**TASK GOAL:**
Transcribe the material exactly. Images do not belong in the copy.

**DATA LISTING:**
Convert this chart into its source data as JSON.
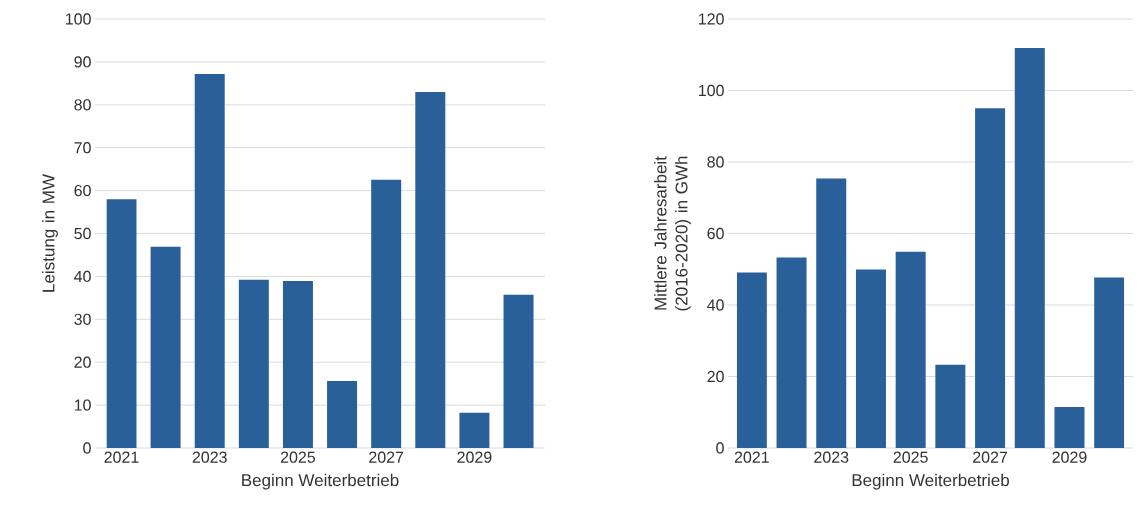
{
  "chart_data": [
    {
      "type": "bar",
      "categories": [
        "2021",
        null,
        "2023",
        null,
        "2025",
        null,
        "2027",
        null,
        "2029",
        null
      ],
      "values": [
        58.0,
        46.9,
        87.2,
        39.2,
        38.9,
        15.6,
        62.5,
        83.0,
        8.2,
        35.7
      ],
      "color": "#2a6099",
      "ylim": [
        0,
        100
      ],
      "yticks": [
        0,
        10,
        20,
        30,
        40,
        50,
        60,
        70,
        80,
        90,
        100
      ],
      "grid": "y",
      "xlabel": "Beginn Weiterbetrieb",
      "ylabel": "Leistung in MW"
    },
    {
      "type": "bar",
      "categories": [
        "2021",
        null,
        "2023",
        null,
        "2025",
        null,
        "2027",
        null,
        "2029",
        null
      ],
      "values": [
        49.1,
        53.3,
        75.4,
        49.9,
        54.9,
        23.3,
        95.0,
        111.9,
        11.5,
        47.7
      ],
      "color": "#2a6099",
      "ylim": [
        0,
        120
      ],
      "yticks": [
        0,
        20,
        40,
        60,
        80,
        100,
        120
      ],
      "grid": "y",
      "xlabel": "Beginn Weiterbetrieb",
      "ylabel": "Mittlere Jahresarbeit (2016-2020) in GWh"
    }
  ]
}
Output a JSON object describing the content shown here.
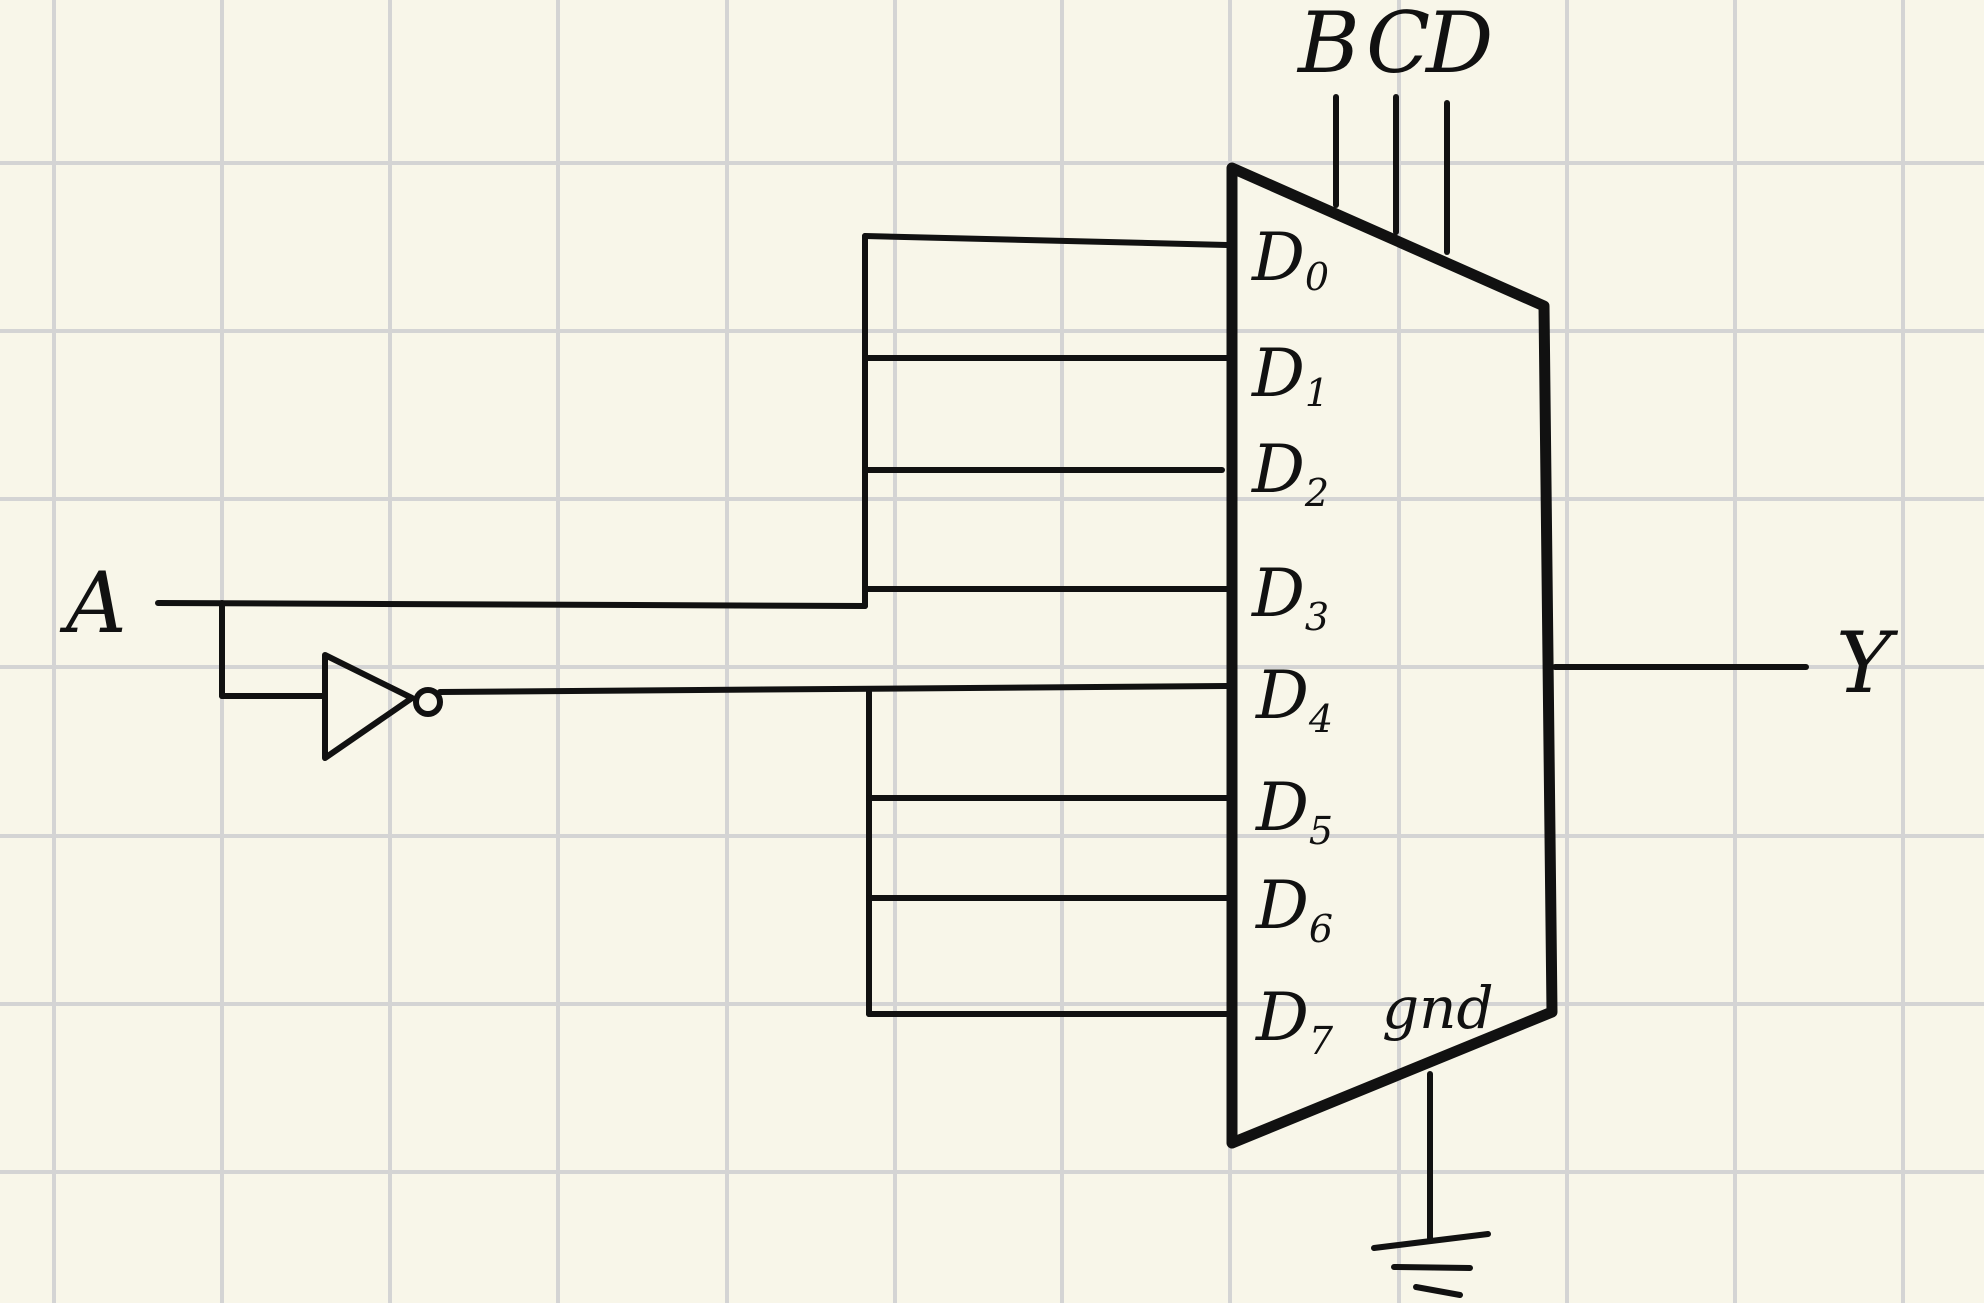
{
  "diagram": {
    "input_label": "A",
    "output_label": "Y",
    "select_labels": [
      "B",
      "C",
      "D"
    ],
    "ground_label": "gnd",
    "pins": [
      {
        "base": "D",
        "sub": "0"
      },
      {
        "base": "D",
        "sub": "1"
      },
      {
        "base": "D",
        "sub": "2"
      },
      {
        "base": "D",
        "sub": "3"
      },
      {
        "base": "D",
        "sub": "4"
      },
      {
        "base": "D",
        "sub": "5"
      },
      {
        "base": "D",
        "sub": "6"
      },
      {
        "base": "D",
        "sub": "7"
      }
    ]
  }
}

**WRITTEN SOLUTION:**
Convert this chart into its source data as JSON.
{
  "chart_data": [
    {
      "type": "bar",
      "categories": [
        "2021",
        null,
        "2023",
        null,
        "2025",
        null,
        "2027",
        null,
        "2029",
        null
      ],
      "values": [
        58.0,
        46.9,
        87.2,
        39.2,
        38.9,
        15.6,
        62.5,
        83.0,
        8.2,
        35.7
      ],
      "color": "#2a6099",
      "ylim": [
        0,
        100
      ],
      "yticks": [
        0,
        10,
        20,
        30,
        40,
        50,
        60,
        70,
        80,
        90,
        100
      ],
      "grid": "y",
      "xlabel": "Beginn Weiterbetrieb",
      "ylabel": "Leistung in MW"
    },
    {
      "type": "bar",
      "categories": [
        "2021",
        null,
        "2023",
        null,
        "2025",
        null,
        "2027",
        null,
        "2029",
        null
      ],
      "values": [
        49.1,
        53.3,
        75.4,
        49.9,
        54.9,
        23.3,
        95.0,
        111.9,
        11.5,
        47.7
      ],
      "color": "#2a6099",
      "ylim": [
        0,
        120
      ],
      "yticks": [
        0,
        20,
        40,
        60,
        80,
        100,
        120
      ],
      "grid": "y",
      "xlabel": "Beginn Weiterbetrieb",
      "ylabel": "Mittlere Jahresarbeit (2016-2020) in GWh"
    }
  ]
}
Output a JSON object describing the content shown here.
{
  "diagram": {
    "input_label": "A",
    "output_label": "Y",
    "select_labels": [
      "B",
      "C",
      "D"
    ],
    "ground_label": "gnd",
    "pins": [
      {
        "base": "D",
        "sub": "0"
      },
      {
        "base": "D",
        "sub": "1"
      },
      {
        "base": "D",
        "sub": "2"
      },
      {
        "base": "D",
        "sub": "3"
      },
      {
        "base": "D",
        "sub": "4"
      },
      {
        "base": "D",
        "sub": "5"
      },
      {
        "base": "D",
        "sub": "6"
      },
      {
        "base": "D",
        "sub": "7"
      }
    ]
  }
}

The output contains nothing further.